§ Task instructions: Report the number of lines containing "this", with no other words.

======

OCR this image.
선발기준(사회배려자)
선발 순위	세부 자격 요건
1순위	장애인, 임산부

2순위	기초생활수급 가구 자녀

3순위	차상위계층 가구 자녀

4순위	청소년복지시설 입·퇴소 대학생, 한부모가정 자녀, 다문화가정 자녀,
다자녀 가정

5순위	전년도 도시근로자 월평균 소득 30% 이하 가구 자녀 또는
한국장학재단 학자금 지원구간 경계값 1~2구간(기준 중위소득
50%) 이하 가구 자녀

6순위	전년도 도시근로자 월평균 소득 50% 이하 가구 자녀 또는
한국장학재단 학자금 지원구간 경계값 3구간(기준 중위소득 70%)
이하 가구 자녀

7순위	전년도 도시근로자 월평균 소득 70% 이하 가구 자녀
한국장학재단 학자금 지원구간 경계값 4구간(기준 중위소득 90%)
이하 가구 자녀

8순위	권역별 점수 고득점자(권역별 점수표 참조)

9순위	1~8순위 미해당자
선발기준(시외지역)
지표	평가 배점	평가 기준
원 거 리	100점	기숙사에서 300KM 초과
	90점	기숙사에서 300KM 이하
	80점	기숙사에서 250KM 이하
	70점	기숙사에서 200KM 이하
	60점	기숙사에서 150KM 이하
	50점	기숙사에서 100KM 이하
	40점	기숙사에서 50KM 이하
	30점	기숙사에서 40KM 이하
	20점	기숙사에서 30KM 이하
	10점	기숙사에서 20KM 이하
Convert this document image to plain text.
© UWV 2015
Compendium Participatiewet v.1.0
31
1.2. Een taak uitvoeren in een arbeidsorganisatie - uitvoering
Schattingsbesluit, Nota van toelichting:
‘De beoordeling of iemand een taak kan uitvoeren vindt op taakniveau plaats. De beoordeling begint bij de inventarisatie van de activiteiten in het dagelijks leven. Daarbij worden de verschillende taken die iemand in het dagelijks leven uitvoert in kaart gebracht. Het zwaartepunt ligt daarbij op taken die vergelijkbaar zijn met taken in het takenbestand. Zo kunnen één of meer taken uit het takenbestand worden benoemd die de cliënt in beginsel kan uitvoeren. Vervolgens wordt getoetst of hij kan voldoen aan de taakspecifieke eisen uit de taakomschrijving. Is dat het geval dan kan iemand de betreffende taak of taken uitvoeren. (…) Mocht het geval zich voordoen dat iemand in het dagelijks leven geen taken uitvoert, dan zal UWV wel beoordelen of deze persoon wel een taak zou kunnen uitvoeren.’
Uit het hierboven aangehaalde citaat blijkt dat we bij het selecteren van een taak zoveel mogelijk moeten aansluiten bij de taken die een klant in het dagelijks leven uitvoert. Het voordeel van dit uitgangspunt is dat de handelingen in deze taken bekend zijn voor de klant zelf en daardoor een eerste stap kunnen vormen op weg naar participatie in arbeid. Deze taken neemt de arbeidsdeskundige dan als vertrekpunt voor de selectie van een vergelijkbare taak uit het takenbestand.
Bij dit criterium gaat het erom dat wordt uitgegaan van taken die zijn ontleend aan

======

§ The response: 2